**RECORDS:**
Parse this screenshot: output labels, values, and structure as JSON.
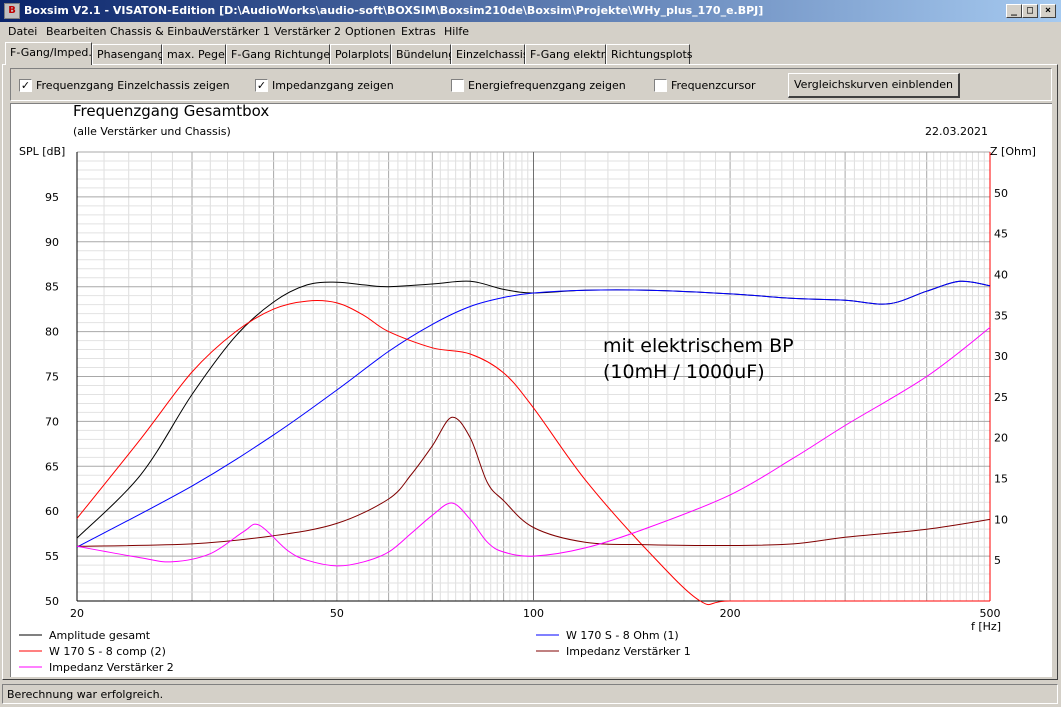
{
  "window": {
    "title": "Boxsim V2.1 - VISATON-Edition [D:\\AudioWorks\\audio-soft\\BOXSIM\\Boxsim210de\\Boxsim\\Projekte\\WHy_plus_170_e.BPJ]",
    "app_icon": "boxsim-icon",
    "buttons": {
      "minimize": "_",
      "maximize": "□",
      "close": "×"
    }
  },
  "menu": [
    "Datei",
    "Bearbeiten",
    "Chassis & Einbau",
    "Verstärker 1",
    "Verstärker 2",
    "Optionen",
    "Extras",
    "Hilfe"
  ],
  "tabs": [
    {
      "label": "F-Gang/Imped.",
      "active": true
    },
    {
      "label": "Phasengang"
    },
    {
      "label": "max. Pegel"
    },
    {
      "label": "F-Gang Richtungen"
    },
    {
      "label": "Polarplots"
    },
    {
      "label": "Bündelung"
    },
    {
      "label": "Einzelchassis"
    },
    {
      "label": "F-Gang elektr."
    },
    {
      "label": "Richtungsplots"
    }
  ],
  "options": [
    {
      "label": "Frequenzgang Einzelchassis zeigen",
      "checked": true
    },
    {
      "label": "Impedanzgang zeigen",
      "checked": true
    },
    {
      "label": "Energiefrequenzgang zeigen",
      "checked": false
    },
    {
      "label": "Frequenzcursor",
      "checked": false
    }
  ],
  "compare_button": "Vergleichskurven einblenden",
  "status": "Berechnung war erfolgreich.",
  "chart_data": {
    "type": "line",
    "title": "Frequenzgang Gesamtbox",
    "subtitle": "(alle Verstärker und Chassis)",
    "date": "22.03.2021",
    "annotation": [
      "mit elektrischem BP",
      "(10mH / 1000uF)"
    ],
    "xlabel": "f [Hz]",
    "ylabel_left": "SPL [dB]",
    "ylabel_right": "Z [Ohm]",
    "x_scale": "log",
    "xlim": [
      20,
      500
    ],
    "x_ticks": [
      20,
      50,
      100,
      200,
      500
    ],
    "ylim_left": [
      50,
      100
    ],
    "y_ticks_left": [
      50,
      55,
      60,
      65,
      70,
      75,
      80,
      85,
      90,
      95
    ],
    "ylim_right": [
      0,
      55
    ],
    "y_ticks_right": [
      5,
      10,
      15,
      20,
      25,
      30,
      35,
      40,
      45,
      50
    ],
    "grid": true,
    "series": [
      {
        "name": "Amplitude gesamt",
        "color": "#000000",
        "axis": "left",
        "x": [
          20,
          25,
          30,
          35,
          40,
          45,
          50,
          55,
          60,
          70,
          80,
          90,
          100,
          120,
          150,
          200,
          250,
          300,
          350,
          400,
          450,
          500
        ],
        "y": [
          57,
          64,
          73,
          79.5,
          83.3,
          85.2,
          85.5,
          85.2,
          85,
          85.3,
          85.6,
          84.7,
          84.3,
          84.6,
          84.6,
          84.2,
          83.7,
          83.5,
          83.1,
          84.5,
          85.6,
          85.1
        ]
      },
      {
        "name": "W 170 S - 8 Ohm (1)",
        "color": "#0000ff",
        "axis": "left",
        "x": [
          20,
          30,
          40,
          50,
          60,
          70,
          80,
          90,
          100,
          120,
          150,
          200,
          250,
          300,
          350,
          400,
          450,
          500
        ],
        "y": [
          56,
          62.8,
          68.5,
          73.5,
          77.8,
          80.8,
          82.8,
          83.8,
          84.3,
          84.6,
          84.6,
          84.2,
          83.7,
          83.5,
          83.1,
          84.5,
          85.6,
          85.1
        ]
      },
      {
        "name": "W 170 S - 8 comp (2)",
        "color": "#ff0000",
        "axis": "left",
        "x": [
          20,
          25,
          30,
          35,
          40,
          45,
          50,
          55,
          60,
          70,
          80,
          90,
          100,
          120,
          150,
          180,
          200,
          300,
          500
        ],
        "y": [
          59.2,
          68,
          75.5,
          80,
          82.5,
          83.4,
          83.2,
          81.8,
          80,
          78.2,
          77.5,
          75.4,
          71.5,
          63.5,
          55.5,
          50,
          50,
          50,
          50
        ]
      },
      {
        "name": "Impedanz Verstärker 1",
        "color": "#800000",
        "axis": "right",
        "x": [
          20,
          30,
          40,
          50,
          60,
          65,
          70,
          75,
          80,
          85,
          90,
          100,
          120,
          150,
          200,
          250,
          300,
          400,
          500
        ],
        "y": [
          6.7,
          7.0,
          8.0,
          9.5,
          12.5,
          15.5,
          19,
          22.5,
          20,
          14.5,
          12.3,
          9,
          7.2,
          6.9,
          6.8,
          7.0,
          7.8,
          8.8,
          10
        ]
      },
      {
        "name": "Impedanz Verstärker 2",
        "color": "#ff00ff",
        "axis": "right",
        "x": [
          20,
          25,
          28,
          32,
          36,
          38,
          42,
          45,
          50,
          55,
          60,
          65,
          70,
          75,
          80,
          85,
          90,
          100,
          120,
          150,
          200,
          250,
          300,
          400,
          500
        ],
        "y": [
          6.7,
          5.3,
          4.8,
          5.8,
          8.5,
          9.3,
          6.2,
          5.0,
          4.3,
          4.8,
          6.0,
          8.3,
          10.5,
          12.0,
          10.0,
          7.2,
          6.0,
          5.5,
          6.5,
          9.0,
          13.0,
          17.5,
          21.5,
          27.5,
          33.5
        ]
      }
    ]
  }
}
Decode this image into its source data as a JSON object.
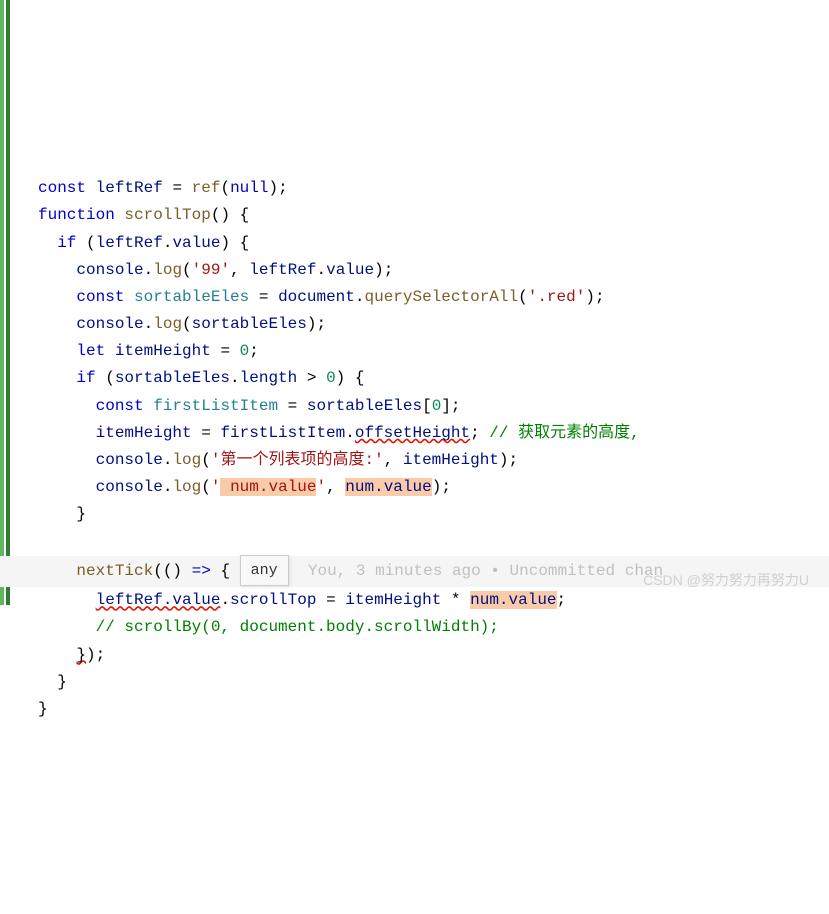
{
  "code": {
    "line1": {
      "kw_const": "const",
      "var_leftRef": "leftRef",
      "eq": " = ",
      "fn_ref": "ref",
      "lparen": "(",
      "null": "null",
      "rparen": ")",
      "semi": ";"
    },
    "line2": {
      "kw_function": "function",
      "fn_name": "scrollTop",
      "parens": "()",
      "brace": " {"
    },
    "line3": {
      "kw_if": "if",
      "lparen": " (",
      "var": "leftRef",
      "dot": ".",
      "prop": "value",
      "rparen": ")",
      "brace": " {"
    },
    "line4": {
      "obj": "console",
      "dot": ".",
      "method": "log",
      "lparen": "(",
      "str": "'99'",
      "comma": ", ",
      "var": "leftRef",
      "dot2": ".",
      "prop": "value",
      "rparen": ")",
      "semi": ";"
    },
    "line5": {
      "kw_const": "const",
      "var": "sortableEles",
      "eq": " = ",
      "obj": "document",
      "dot": ".",
      "method": "querySelectorAll",
      "lparen": "(",
      "str": "'.red'",
      "rparen": ")",
      "semi": ";"
    },
    "line6": {
      "obj": "console",
      "dot": ".",
      "method": "log",
      "lparen": "(",
      "var": "sortableEles",
      "rparen": ")",
      "semi": ";"
    },
    "line7": {
      "kw_let": "let",
      "var": "itemHeight",
      "eq": " = ",
      "num": "0",
      "semi": ";"
    },
    "line8": {
      "kw_if": "if",
      "lparen": " (",
      "var": "sortableEles",
      "dot": ".",
      "prop": "length",
      "gt": " > ",
      "num": "0",
      "rparen": ")",
      "brace": " {"
    },
    "line9": {
      "kw_const": "const",
      "var": "firstListItem",
      "eq": " = ",
      "var2": "sortableEles",
      "lbracket": "[",
      "num": "0",
      "rbracket": "]",
      "semi": ";"
    },
    "line10": {
      "var": "itemHeight",
      "eq": " = ",
      "var2": "firstListItem",
      "dot": ".",
      "prop": "offsetHeight",
      "semi": ";",
      "comment": " // 获取元素的高度,"
    },
    "line11": {
      "obj": "console",
      "dot": ".",
      "method": "log",
      "lparen": "(",
      "str": "'第一个列表项的高度:'",
      "comma": ", ",
      "var": "itemHeight",
      "rparen": ")",
      "semi": ";"
    },
    "line12": {
      "obj": "console",
      "dot": ".",
      "method": "log",
      "lparen": "(",
      "str_prefix": "'",
      "str_hl": " num.value",
      "str_suffix": "'",
      "comma": ", ",
      "var_hl": "num.value",
      "rparen": ")",
      "semi": ";"
    },
    "line13": {
      "brace": "}"
    },
    "line15": {
      "fn": "nextTick",
      "lparen": "(",
      "arrow_params": "()",
      "arrow": " => ",
      "brace": "{",
      "tooltip": "any",
      "blame": "You, 3 minutes ago • Uncommitted chan"
    },
    "line16": {
      "var_sq": "leftRef.value",
      "dot": ".",
      "prop": "scrollTop",
      "eq": " = ",
      "var2": "itemHeight",
      "mult": " * ",
      "var_hl": "num.value",
      "semi": ";"
    },
    "line17": {
      "comment": "// scrollBy(0, document.body.scrollWidth);"
    },
    "line18": {
      "brace_sq": "}",
      "rparen": ")",
      "semi": ";"
    },
    "line19": {
      "brace": "}"
    },
    "line20": {
      "brace": "}"
    }
  },
  "tooltip_text": "any",
  "blame_text": "You, 3 minutes ago • Uncommitted chan",
  "watermark": "CSDN @努力努力再努力U"
}
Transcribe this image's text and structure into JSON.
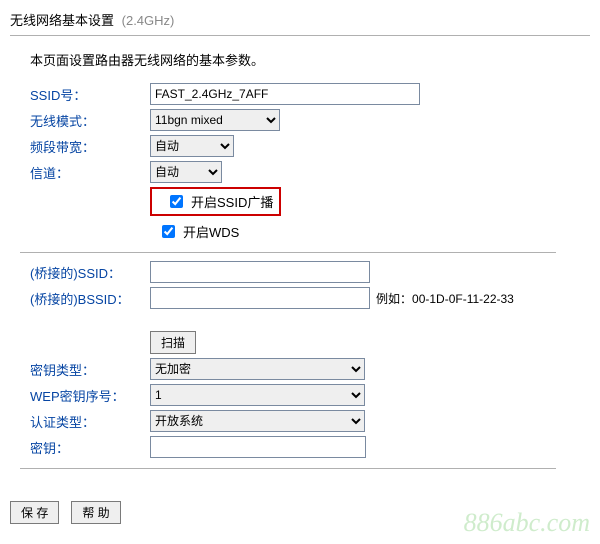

**WHAT TO PRODUCE:**
Of the lines above, how many include the word "into"? Reply with the number only.

**TASK SOLUTION:**
2